§ **What this exercise asks**
1. From the passage on abstract ideas, quote the portion between "Accordingly, the claim" and "abstract ideas2 .", inclusive.
2. Answer these questions using the passage on abstract ideas:
(a) Which grouping of abstract ideas covers relationships or interactions between people?
(b) Apart from reciting what term does nothing in the claim elements preclude the steps from practically being performed in the mind?
(c) Which example does the passage refer the reader to?

§ **Selected text**
★ ★ ★

If a claim limitation, under its broadest reasonable interpretation, covers relationships or interactions between people (including social activities, teaching, and following rules or instructions), then it falls within the “Certain methods of organizing human activity” grouping of abstract ideas 1 .
Accordingly, the claim recites an abstract idea.
In addition, the limitations of establishing, receiving, determining, arranging, as drafted, are processes that, under their broadest reasonable interpretation, cover performance of the limitations in the mind or with pen and paper, but for the recitation of generic computer components. That is, other than reciting “computer-implemented” nothing in the claim elements precludes the steps from practically being performed in the mind. Please see the “scheduler” example above.
If a claim limitation, under its broadest reasonable interpretation, covers performance of the limitation in the mind or with pen and paper, but for the recitation of generic computer components, then it falls within the “Mental Processes” grouping of abstract ideas2 .

★ ★ ★

Items from a dataset:
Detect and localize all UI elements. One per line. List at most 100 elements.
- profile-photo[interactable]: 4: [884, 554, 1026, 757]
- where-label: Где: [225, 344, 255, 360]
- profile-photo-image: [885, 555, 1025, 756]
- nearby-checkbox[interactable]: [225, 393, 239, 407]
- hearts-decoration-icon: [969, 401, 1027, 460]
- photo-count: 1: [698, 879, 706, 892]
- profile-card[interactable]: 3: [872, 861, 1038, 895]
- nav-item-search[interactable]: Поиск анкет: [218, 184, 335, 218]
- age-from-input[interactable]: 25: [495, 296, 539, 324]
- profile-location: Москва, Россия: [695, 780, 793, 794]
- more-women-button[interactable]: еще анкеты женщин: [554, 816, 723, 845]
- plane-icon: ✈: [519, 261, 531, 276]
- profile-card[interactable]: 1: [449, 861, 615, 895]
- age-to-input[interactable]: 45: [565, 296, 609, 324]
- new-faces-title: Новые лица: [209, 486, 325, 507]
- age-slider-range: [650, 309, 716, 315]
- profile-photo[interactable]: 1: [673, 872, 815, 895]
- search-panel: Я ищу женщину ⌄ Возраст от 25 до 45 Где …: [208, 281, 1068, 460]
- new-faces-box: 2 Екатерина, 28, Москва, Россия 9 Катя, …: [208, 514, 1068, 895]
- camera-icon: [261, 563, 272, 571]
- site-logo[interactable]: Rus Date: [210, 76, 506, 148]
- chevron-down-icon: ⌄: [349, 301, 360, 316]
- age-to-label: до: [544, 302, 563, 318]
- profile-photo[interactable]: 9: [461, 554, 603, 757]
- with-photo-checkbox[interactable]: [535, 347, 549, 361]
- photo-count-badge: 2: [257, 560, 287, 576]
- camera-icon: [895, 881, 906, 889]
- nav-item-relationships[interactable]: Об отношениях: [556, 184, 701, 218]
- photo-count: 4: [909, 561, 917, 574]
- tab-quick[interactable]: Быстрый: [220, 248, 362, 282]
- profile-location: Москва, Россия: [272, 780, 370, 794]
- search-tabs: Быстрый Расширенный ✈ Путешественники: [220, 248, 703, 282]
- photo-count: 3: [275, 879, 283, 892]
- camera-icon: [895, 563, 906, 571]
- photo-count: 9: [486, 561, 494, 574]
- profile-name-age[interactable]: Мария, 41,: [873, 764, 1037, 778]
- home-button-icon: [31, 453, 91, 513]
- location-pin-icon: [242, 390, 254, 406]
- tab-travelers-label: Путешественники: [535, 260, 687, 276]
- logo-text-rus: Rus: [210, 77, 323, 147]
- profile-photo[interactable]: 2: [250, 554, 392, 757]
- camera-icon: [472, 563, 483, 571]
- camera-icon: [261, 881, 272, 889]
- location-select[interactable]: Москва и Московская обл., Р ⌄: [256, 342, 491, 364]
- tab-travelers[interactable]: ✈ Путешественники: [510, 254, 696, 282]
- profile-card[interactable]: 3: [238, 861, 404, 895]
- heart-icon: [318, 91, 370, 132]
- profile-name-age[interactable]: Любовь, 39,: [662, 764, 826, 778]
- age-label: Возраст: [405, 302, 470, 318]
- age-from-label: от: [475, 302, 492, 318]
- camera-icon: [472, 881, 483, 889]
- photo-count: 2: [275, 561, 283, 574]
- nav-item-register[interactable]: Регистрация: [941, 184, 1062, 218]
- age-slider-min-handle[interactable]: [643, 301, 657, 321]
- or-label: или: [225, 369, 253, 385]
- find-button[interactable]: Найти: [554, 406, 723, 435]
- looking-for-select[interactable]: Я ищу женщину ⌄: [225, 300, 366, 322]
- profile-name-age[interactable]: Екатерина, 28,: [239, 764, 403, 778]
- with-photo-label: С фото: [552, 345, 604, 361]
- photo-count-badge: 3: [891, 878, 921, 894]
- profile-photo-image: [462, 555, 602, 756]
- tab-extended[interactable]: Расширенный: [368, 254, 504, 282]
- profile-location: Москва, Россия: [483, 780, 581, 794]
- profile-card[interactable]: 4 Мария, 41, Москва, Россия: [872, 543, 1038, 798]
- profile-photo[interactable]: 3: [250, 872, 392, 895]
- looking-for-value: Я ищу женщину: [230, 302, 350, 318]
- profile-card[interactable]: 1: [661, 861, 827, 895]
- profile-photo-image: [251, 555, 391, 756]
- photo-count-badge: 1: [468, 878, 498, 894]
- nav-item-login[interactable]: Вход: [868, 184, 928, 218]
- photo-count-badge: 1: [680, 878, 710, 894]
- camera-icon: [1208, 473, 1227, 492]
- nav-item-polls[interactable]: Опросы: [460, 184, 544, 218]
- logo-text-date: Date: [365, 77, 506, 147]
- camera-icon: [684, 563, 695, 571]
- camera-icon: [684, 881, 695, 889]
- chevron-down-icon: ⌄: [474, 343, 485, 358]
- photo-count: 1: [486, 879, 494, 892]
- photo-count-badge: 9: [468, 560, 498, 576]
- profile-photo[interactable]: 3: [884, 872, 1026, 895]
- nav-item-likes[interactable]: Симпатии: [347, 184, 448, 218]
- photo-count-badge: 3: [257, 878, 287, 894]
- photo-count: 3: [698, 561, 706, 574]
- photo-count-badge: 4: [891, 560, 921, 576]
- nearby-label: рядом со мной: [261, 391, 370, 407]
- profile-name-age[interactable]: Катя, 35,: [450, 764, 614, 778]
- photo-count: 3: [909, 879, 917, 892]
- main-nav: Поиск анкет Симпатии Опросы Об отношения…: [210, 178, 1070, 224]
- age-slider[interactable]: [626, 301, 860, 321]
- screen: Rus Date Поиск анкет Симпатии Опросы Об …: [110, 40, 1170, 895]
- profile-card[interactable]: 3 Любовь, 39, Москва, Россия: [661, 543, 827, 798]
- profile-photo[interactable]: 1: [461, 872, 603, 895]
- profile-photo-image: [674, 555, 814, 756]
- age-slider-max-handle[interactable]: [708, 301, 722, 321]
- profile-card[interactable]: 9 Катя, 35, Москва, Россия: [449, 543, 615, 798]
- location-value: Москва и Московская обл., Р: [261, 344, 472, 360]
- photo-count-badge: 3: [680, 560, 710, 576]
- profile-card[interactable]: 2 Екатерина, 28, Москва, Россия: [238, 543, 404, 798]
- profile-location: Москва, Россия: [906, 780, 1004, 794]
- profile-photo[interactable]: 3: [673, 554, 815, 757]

★ ★ ★

§ **Task-by-task outputs**
1.
Accordingly, the claim recites an abstract idea.
In addition, the limitations of establishing, receiving, determining, arranging, as drafted, are processes that, under their broadest reasonable interpretation, cover performance of the limitations in the mind or with pen and paper, but for the recitation of generic computer components. That is, other than reciting “computer-implemented” nothing in the claim elements precludes the steps from practically being performed in the mind. Please see the “scheduler” example above.
If a claim limitation, under its broadest reasonable interpretation, covers performance of the limitation in the mind or with pen and paper, but for the recitation of generic computer components, then it falls within the “Mental Processes” grouping of abstract ideas2 .

2.
(a) The "Certain methods of organizing human activity" grouping
(b) "computer-implemented"
(c) The "scheduler" example